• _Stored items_
··········

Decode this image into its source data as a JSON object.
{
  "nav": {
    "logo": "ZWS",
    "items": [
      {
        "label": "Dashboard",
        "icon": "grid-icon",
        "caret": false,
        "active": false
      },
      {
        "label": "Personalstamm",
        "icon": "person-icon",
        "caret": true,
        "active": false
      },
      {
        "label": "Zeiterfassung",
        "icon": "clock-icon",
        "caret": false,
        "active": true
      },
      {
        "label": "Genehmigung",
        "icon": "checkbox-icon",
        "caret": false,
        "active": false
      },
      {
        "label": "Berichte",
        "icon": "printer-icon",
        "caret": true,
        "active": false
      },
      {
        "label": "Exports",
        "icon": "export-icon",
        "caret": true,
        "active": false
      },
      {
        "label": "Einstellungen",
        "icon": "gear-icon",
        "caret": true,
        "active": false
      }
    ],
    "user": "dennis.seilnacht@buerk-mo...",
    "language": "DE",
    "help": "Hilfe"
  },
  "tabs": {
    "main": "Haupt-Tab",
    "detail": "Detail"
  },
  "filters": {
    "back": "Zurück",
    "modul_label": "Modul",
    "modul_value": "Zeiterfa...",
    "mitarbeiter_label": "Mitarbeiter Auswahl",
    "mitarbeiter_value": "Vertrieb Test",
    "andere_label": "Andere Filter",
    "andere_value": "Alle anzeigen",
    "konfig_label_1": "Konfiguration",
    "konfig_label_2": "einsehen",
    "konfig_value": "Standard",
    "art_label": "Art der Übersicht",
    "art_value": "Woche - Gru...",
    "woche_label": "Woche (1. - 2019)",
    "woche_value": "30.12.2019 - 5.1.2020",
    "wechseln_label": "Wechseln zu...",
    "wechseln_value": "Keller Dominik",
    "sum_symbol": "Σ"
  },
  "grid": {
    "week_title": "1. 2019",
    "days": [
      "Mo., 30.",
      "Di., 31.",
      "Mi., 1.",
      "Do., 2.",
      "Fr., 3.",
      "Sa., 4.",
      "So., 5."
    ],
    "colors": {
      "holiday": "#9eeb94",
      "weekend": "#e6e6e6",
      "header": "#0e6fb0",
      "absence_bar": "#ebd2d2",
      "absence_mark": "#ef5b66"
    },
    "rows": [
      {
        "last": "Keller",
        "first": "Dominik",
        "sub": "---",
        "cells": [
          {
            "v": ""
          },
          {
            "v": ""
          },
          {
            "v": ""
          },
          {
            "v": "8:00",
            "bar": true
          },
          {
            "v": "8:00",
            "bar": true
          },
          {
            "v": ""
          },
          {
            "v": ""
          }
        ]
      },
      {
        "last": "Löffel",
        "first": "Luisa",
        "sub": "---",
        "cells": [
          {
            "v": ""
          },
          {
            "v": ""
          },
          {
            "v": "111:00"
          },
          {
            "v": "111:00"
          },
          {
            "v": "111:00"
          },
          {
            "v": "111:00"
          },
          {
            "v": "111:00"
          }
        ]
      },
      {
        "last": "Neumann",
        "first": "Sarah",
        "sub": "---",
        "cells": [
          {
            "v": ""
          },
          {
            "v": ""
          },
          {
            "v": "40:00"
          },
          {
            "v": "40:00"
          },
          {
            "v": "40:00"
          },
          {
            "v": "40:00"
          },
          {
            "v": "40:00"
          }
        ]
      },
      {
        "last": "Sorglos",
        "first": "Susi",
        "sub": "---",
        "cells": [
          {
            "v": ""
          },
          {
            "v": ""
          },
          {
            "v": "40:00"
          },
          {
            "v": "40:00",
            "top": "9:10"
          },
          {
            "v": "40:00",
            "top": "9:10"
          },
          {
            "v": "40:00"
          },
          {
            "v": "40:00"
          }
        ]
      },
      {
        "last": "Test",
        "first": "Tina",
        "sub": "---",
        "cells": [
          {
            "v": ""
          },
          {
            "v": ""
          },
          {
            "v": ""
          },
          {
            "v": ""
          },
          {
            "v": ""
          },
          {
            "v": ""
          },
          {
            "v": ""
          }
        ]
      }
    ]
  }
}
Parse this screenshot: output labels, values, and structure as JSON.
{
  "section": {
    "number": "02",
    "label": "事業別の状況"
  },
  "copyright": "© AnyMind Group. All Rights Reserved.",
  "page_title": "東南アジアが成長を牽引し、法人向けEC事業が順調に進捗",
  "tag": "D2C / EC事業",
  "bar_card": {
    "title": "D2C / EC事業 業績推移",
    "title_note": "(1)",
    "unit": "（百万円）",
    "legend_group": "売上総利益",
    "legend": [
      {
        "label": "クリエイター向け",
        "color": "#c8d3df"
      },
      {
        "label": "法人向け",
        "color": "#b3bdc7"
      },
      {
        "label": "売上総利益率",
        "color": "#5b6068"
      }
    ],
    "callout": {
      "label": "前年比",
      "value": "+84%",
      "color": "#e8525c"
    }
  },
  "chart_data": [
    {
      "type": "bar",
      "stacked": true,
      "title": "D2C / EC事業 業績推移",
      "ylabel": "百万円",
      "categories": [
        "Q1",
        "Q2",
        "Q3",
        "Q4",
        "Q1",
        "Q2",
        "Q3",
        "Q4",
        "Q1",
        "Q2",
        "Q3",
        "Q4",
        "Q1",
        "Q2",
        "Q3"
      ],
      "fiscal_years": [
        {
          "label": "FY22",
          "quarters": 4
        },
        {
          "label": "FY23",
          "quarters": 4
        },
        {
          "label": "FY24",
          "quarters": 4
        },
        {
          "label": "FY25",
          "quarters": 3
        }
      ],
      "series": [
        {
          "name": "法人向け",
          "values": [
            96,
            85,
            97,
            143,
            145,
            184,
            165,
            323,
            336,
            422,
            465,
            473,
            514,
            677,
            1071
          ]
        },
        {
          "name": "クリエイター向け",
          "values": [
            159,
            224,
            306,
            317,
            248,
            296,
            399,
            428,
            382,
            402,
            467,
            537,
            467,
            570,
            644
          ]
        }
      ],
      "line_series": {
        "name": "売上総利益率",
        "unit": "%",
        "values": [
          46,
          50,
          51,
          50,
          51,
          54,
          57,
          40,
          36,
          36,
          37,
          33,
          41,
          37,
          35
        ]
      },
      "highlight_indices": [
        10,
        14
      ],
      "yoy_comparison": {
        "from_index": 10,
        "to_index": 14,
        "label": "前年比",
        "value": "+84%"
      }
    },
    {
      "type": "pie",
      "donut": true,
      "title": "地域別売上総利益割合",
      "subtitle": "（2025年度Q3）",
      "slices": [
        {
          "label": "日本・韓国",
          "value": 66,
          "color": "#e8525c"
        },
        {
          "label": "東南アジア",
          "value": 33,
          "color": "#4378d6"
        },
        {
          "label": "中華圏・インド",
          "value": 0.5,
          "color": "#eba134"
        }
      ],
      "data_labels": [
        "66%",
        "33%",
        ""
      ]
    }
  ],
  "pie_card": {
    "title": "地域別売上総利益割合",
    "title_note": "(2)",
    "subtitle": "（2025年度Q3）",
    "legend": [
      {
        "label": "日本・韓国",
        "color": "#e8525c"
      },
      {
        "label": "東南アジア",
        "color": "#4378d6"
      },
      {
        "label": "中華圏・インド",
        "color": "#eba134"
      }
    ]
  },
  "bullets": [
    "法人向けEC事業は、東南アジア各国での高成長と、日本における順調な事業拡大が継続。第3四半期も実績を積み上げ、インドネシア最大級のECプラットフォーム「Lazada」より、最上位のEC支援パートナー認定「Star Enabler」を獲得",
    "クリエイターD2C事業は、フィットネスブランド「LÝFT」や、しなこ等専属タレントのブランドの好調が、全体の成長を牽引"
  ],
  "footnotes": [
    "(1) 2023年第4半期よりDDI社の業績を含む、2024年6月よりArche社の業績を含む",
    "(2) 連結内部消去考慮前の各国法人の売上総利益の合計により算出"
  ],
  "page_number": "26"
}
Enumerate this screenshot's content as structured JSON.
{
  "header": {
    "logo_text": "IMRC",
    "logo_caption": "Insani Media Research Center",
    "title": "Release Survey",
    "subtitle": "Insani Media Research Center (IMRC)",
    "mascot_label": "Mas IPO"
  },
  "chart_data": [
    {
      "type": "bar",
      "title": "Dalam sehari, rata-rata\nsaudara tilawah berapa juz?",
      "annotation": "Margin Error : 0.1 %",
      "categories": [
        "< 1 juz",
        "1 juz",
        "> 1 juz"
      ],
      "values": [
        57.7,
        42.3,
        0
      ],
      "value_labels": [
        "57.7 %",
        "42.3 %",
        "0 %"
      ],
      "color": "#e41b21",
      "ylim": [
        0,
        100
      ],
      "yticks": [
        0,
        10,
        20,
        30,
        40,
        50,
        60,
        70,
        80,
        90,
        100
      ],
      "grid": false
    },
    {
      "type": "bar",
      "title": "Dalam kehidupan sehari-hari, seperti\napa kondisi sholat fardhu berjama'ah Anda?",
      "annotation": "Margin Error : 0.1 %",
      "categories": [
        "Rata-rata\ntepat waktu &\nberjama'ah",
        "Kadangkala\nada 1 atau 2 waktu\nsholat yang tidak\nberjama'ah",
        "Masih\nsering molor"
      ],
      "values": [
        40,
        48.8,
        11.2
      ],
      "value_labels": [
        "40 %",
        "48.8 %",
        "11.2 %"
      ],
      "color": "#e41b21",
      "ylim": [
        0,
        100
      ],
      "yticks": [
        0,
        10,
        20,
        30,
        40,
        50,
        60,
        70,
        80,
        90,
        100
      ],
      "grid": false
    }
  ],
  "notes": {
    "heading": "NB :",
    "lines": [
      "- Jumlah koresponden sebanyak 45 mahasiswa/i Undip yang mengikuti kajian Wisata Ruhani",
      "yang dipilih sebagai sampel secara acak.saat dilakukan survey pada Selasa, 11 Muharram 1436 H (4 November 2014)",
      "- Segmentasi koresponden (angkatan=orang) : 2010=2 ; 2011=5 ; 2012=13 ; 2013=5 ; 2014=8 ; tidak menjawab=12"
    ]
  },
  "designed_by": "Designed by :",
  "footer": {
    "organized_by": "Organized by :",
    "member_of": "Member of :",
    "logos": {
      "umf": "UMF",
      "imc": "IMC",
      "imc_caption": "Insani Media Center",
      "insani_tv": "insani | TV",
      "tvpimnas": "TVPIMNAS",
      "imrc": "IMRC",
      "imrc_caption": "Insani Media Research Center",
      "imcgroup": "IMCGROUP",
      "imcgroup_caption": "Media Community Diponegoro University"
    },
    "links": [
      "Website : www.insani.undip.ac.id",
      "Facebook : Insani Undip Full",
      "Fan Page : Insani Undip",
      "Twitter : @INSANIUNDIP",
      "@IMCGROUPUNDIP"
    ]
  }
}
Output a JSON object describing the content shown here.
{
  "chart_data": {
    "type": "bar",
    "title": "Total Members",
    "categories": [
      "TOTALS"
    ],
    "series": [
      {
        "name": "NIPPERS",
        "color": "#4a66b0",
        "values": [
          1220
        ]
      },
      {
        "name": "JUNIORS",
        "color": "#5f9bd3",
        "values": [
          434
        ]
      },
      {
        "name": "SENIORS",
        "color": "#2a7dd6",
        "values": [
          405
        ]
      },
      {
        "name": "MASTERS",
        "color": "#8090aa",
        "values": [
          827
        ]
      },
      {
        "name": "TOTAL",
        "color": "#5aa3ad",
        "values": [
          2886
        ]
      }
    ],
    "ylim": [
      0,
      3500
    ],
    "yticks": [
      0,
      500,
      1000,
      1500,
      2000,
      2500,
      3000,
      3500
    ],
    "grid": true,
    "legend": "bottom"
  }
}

··········

• _Exercise description_
Track down every line with the word "sehari" and copy it.

• _Final result_
      "title": "Dalam sehari, rata-rata\nsaudara tilawah berapa juz?",
      "title": "Dalam kehidupan sehari-hari, seperti\napa kondisi sholat fardhu berjama'ah Anda?",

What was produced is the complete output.